= To do =
Of all the lines in the material, how many include the word "this"? Give only the number.

━━━ Supplied material ━━━

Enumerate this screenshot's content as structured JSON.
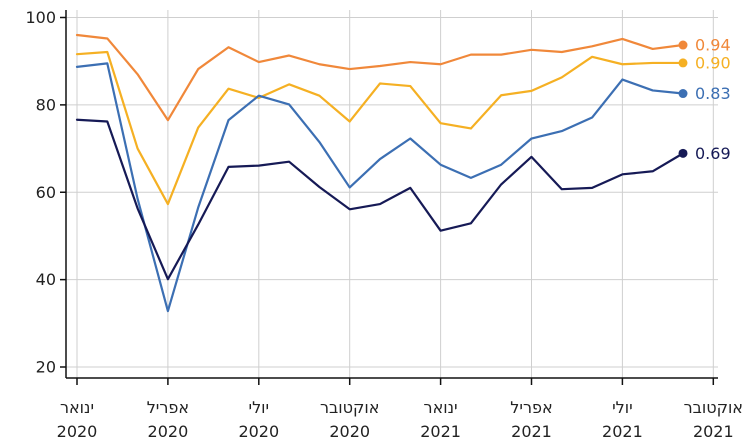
{
  "chart_data": {
    "type": "line",
    "title": "",
    "xlabel": "",
    "ylabel": "",
    "ylim": [
      17,
      102
    ],
    "yticks": [
      20,
      40,
      60,
      80,
      100
    ],
    "xlim": [
      0,
      21.3
    ],
    "x_ticks": [
      {
        "x": 0,
        "line1": "ינואר",
        "line2": "2020"
      },
      {
        "x": 3,
        "line1": "אפריל",
        "line2": "2020"
      },
      {
        "x": 6,
        "line1": "יולי",
        "line2": "2020"
      },
      {
        "x": 9,
        "line1": "אוקטובר",
        "line2": "2020"
      },
      {
        "x": 12,
        "line1": "ינואר",
        "line2": "2021"
      },
      {
        "x": 15,
        "line1": "אפריל",
        "line2": "2021"
      },
      {
        "x": 18,
        "line1": "יולי",
        "line2": "2021"
      },
      {
        "x": 21,
        "line1": "אוקטובר",
        "line2": "2021"
      }
    ],
    "grid": true,
    "series": [
      {
        "color": "#f0883a",
        "end_label": "0.94",
        "values": [
          96,
          95.2,
          87,
          76.5,
          88.2,
          93.2,
          89.8,
          91.3,
          89.3,
          88.2,
          88.9,
          89.8,
          89.3,
          91.5,
          91.5,
          92.6,
          92.1,
          93.4,
          95.1,
          92.8,
          93.7
        ]
      },
      {
        "color": "#f5b023",
        "end_label": "0.90",
        "values": [
          91.6,
          92.1,
          70,
          57.3,
          74.8,
          83.7,
          81.6,
          84.7,
          82.1,
          76.2,
          84.9,
          84.3,
          75.8,
          74.6,
          82.2,
          83.2,
          86.3,
          91,
          89.3,
          89.6,
          89.6
        ]
      },
      {
        "color": "#3c6fb3",
        "end_label": "0.83",
        "values": [
          88.7,
          89.5,
          58.5,
          32.8,
          56.5,
          76.5,
          82.1,
          80.1,
          71.5,
          61.1,
          67.6,
          72.3,
          66.3,
          63.3,
          66.3,
          72.3,
          74,
          77.1,
          85.8,
          83.3,
          82.6
        ]
      },
      {
        "color": "#161a56",
        "end_label": "0.69",
        "values": [
          76.6,
          76.2,
          56.3,
          40.1,
          52.6,
          65.8,
          66.1,
          67,
          61.2,
          56.1,
          57.3,
          61,
          51.2,
          52.9,
          61.8,
          68.1,
          60.7,
          61,
          64.1,
          64.8,
          68.9
        ]
      }
    ]
  }
}
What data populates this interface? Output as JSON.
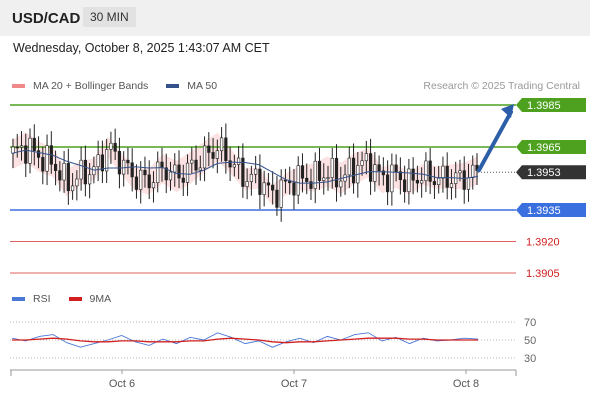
{
  "header": {
    "symbol": "USD/CAD",
    "timeframe": "30 MIN"
  },
  "datetime": "Wednesday, October 8, 2025 1:43:07 AM CET",
  "legend": {
    "ma_label": "MA 20 + Bollinger Bands",
    "ma50_label": "MA 50",
    "credit": "Research © 2025 Trading Central"
  },
  "rsi_legend": {
    "rsi_label": "RSI",
    "ma_label": "9MA"
  },
  "colors": {
    "resistance": "#4da11f",
    "support_blue": "#3a6fe0",
    "support_red": "#e06060",
    "current": "#333333",
    "arrow": "#2d5fa8",
    "band_fill": "#fbd8d8",
    "ma50": "#33528c",
    "rsi": "#4a78d6",
    "rsi_ma": "#d22020",
    "candle": "#222222"
  },
  "chart_data": [
    {
      "type": "candlestick",
      "title": "USD/CAD",
      "x_ticks": [
        "Oct 6",
        "Oct 7",
        "Oct 8"
      ],
      "ylim": [
        1.3897,
        1.3993
      ],
      "levels": [
        {
          "value": 1.3985,
          "label": "1.3985",
          "kind": "resistance"
        },
        {
          "value": 1.3965,
          "label": "1.3965",
          "kind": "resistance"
        },
        {
          "value": 1.3953,
          "label": "1.3953",
          "kind": "current"
        },
        {
          "value": 1.3935,
          "label": "1.3935",
          "kind": "support"
        },
        {
          "value": 1.392,
          "label": "1.3920",
          "kind": "support2"
        },
        {
          "value": 1.3905,
          "label": "1.3905",
          "kind": "support2"
        }
      ],
      "projection": {
        "from": 1.3953,
        "to": 1.3985,
        "direction": "up"
      },
      "approx_close_path": [
        1.3962,
        1.3965,
        1.396,
        1.3957,
        1.3947,
        1.3952,
        1.3954,
        1.3965,
        1.3957,
        1.395,
        1.3949,
        1.3955,
        1.3951,
        1.3955,
        1.396,
        1.3965,
        1.3958,
        1.395,
        1.395,
        1.3942,
        1.3947,
        1.395,
        1.395,
        1.3953,
        1.395,
        1.3955,
        1.3958,
        1.395,
        1.3952,
        1.3948,
        1.3952,
        1.395,
        1.395,
        1.395,
        1.3953
      ]
    },
    {
      "type": "line",
      "title": "RSI",
      "series": [
        {
          "name": "RSI",
          "values": [
            52,
            49,
            54,
            56,
            47,
            42,
            46,
            50,
            55,
            48,
            44,
            51,
            46,
            53,
            50,
            58,
            53,
            46,
            49,
            42,
            48,
            52,
            47,
            54,
            50,
            56,
            58,
            49,
            53,
            46,
            52,
            49,
            50,
            52,
            51
          ]
        },
        {
          "name": "9MA",
          "values": [
            50,
            50,
            51,
            52,
            51,
            49,
            48,
            48,
            49,
            49,
            48,
            48,
            48,
            49,
            49,
            51,
            52,
            51,
            50,
            48,
            47,
            48,
            48,
            49,
            50,
            51,
            52,
            52,
            52,
            51,
            51,
            50,
            50,
            50,
            50
          ]
        }
      ],
      "ylim": [
        20,
        80
      ],
      "y_ticks": [
        "70",
        "50",
        "30"
      ],
      "gridlines": [
        70,
        50,
        30
      ]
    }
  ]
}
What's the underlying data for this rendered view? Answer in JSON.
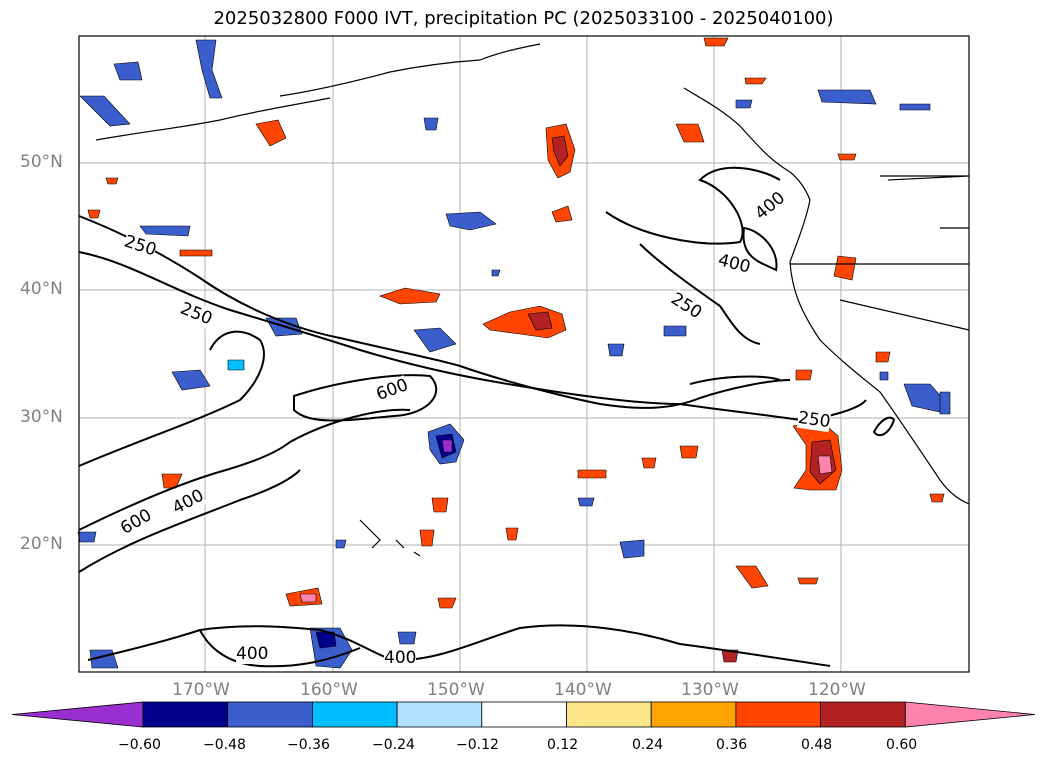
{
  "title": "2025032800 F000 IVT, precipitation PC (2025033100 - 2025040100)",
  "lat_labels": [
    "50°N",
    "40°N",
    "30°N",
    "20°N"
  ],
  "lon_labels": [
    "170°W",
    "160°W",
    "150°W",
    "140°W",
    "130°W",
    "120°W"
  ],
  "contour_labels": [
    "250",
    "250",
    "250",
    "250",
    "400",
    "400",
    "400",
    "400",
    "400",
    "600",
    "600"
  ],
  "colorbar": {
    "colors": [
      "#9a2fd0",
      "#00008b",
      "#3a5fcd",
      "#00bfff",
      "#b0e2ff",
      "#ffffff",
      "#fde68a",
      "#ffa500",
      "#ff4500",
      "#b22222",
      "#ff82ab"
    ],
    "tick_labels": [
      "−0.60",
      "−0.48",
      "−0.36",
      "−0.24",
      "−0.12",
      "0.12",
      "0.24",
      "0.36",
      "0.48",
      "0.60"
    ]
  }
}
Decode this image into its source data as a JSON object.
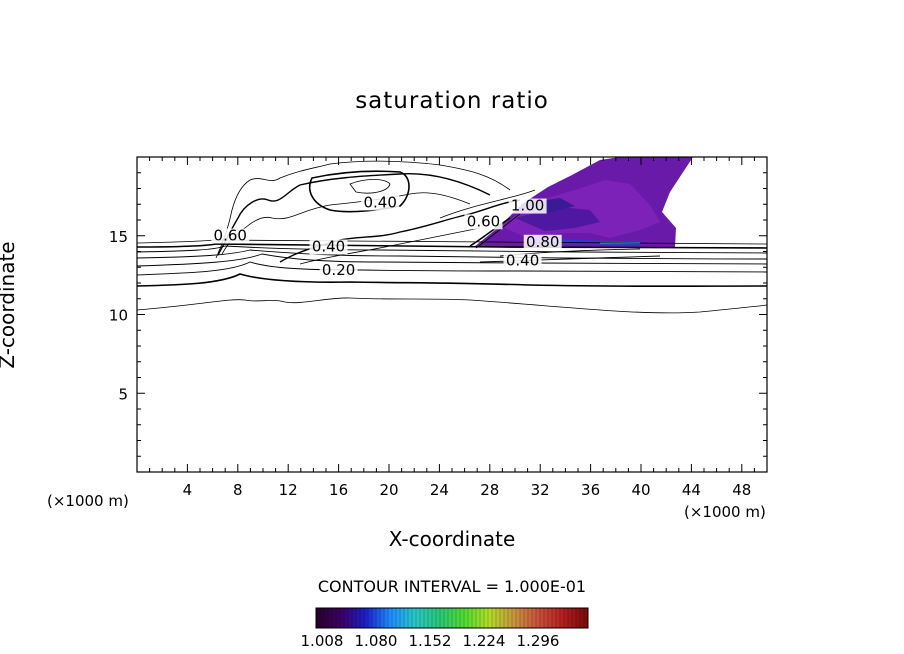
{
  "chart_data": {
    "type": "contour",
    "title": "saturation ratio",
    "xlabel": "X-coordinate",
    "ylabel": "Z-coordinate",
    "x_unit_label": "(×1000 m)",
    "xlim": [
      0,
      50
    ],
    "ylim": [
      0,
      20
    ],
    "x_ticks": [
      4,
      8,
      12,
      16,
      20,
      24,
      28,
      32,
      36,
      40,
      44,
      48
    ],
    "y_ticks": [
      5,
      10,
      15
    ],
    "contour_labels": [
      {
        "text": "0.40",
        "x": 19.3,
        "y": 16.8
      },
      {
        "text": "0.60",
        "x": 7.4,
        "y": 14.7
      },
      {
        "text": "0.40",
        "x": 15.2,
        "y": 14.0
      },
      {
        "text": "0.20",
        "x": 16.0,
        "y": 12.5
      },
      {
        "text": "0.60",
        "x": 27.5,
        "y": 15.6
      },
      {
        "text": "1.00",
        "x": 31.0,
        "y": 16.6
      },
      {
        "text": "0.80",
        "x": 32.2,
        "y": 14.3
      },
      {
        "text": "0.40",
        "x": 30.6,
        "y": 13.1
      }
    ],
    "contour_interval_text": "CONTOUR INTERVAL = 1.000E-01",
    "colorbar": {
      "ticks": [
        "1.008",
        "1.080",
        "1.152",
        "1.224",
        "1.296"
      ],
      "colors": [
        "#280028",
        "#3c0064",
        "#1e1ec8",
        "#1e8cff",
        "#28c8c8",
        "#28c878",
        "#50dc32",
        "#b4dc28",
        "#c8963c",
        "#c8503c",
        "#b41e1e",
        "#780a0a"
      ]
    }
  }
}
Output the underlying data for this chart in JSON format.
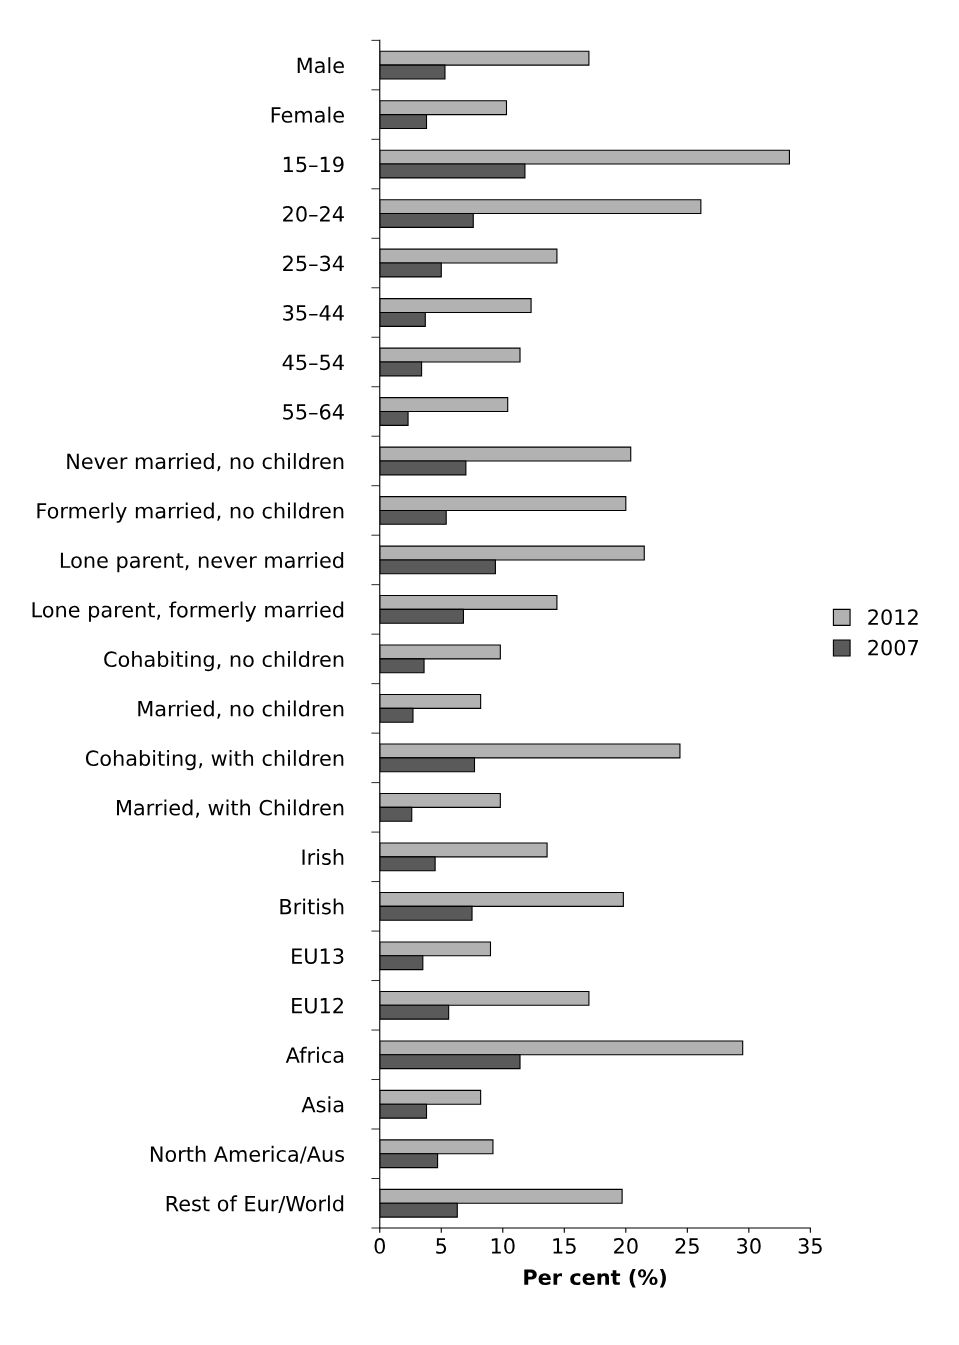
{
  "chart_data": {
    "type": "bar",
    "orientation": "horizontal",
    "xlabel": "Per cent (%)",
    "categories": [
      "Male",
      "Female",
      "15–19",
      "20–24",
      "25–34",
      "35–44",
      "45–54",
      "55–64",
      "Never married, no children",
      "Formerly married, no children",
      "Lone parent, never married",
      "Lone parent, formerly married",
      "Cohabiting, no children",
      "Married, no children",
      "Cohabiting, with children",
      "Married, with Children",
      "Irish",
      "British",
      "EU13",
      "EU12",
      "Africa",
      "Asia",
      "North America/Aus",
      "Rest of Eur/World"
    ],
    "series": [
      {
        "name": "2012",
        "color": "#b2b2b2",
        "values": [
          17.0,
          10.3,
          33.3,
          26.1,
          14.4,
          12.3,
          11.4,
          10.4,
          20.4,
          20.0,
          21.5,
          14.4,
          9.8,
          8.2,
          24.4,
          9.8,
          13.6,
          19.8,
          9.0,
          17.0,
          29.5,
          8.2,
          9.2,
          19.7
        ]
      },
      {
        "name": "2007",
        "color": "#5a5a5a",
        "values": [
          5.3,
          3.8,
          11.8,
          7.6,
          5.0,
          3.7,
          3.4,
          2.3,
          7.0,
          5.4,
          9.4,
          6.8,
          3.6,
          2.7,
          7.7,
          2.6,
          4.5,
          7.5,
          3.5,
          5.6,
          11.4,
          3.8,
          4.7,
          6.3
        ]
      }
    ],
    "xlim": [
      0,
      35
    ],
    "xticks": [
      0,
      5,
      10,
      15,
      20,
      25,
      30,
      35
    ],
    "grid": false,
    "legend": "right"
  }
}
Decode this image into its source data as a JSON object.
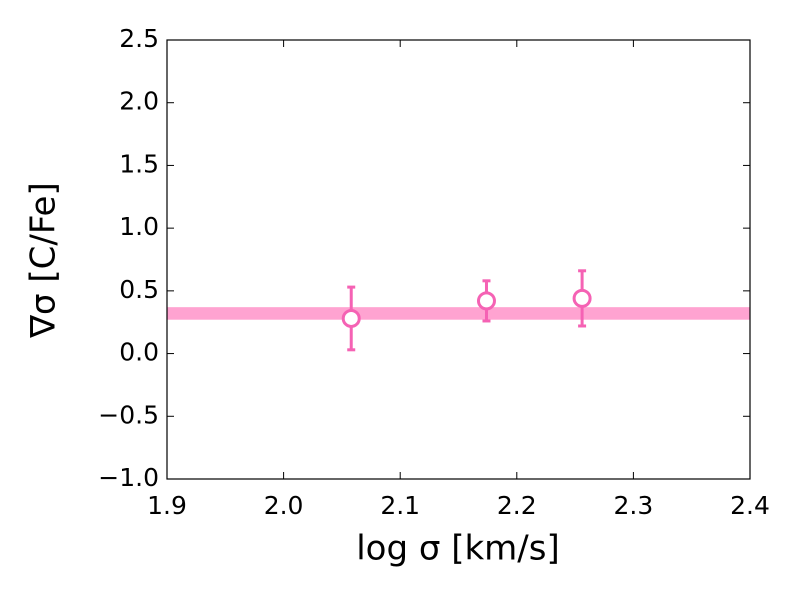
{
  "chart_data": {
    "type": "scatter",
    "xlabel": "log σ [km/s]",
    "ylabel": "∇σ [C/Fe]",
    "xlim": [
      1.9,
      2.4
    ],
    "ylim": [
      -1.0,
      2.5
    ],
    "xticks": [
      1.9,
      {
        "value": 2.0,
        "label": "2.0"
      },
      2.1,
      2.2,
      2.3,
      2.4
    ],
    "yticks": [
      {
        "value": -1.0,
        "label": "−1.0"
      },
      {
        "value": -0.5,
        "label": "−0.5"
      },
      {
        "value": 0.0,
        "label": "0.0"
      },
      0.5,
      {
        "value": 1.0,
        "label": "1.0"
      },
      1.5,
      {
        "value": 2.0,
        "label": "2.0"
      },
      2.5
    ],
    "band": [
      0.27,
      0.37
    ],
    "band_color": "#ffa3d1",
    "series": [
      {
        "color": "#f562b4",
        "x": [
          2.058,
          2.174,
          2.256
        ],
        "values": [
          0.28,
          0.42,
          0.44
        ],
        "errors": [
          0.25,
          0.16,
          0.22
        ]
      }
    ]
  }
}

━━━

= Written solution =
6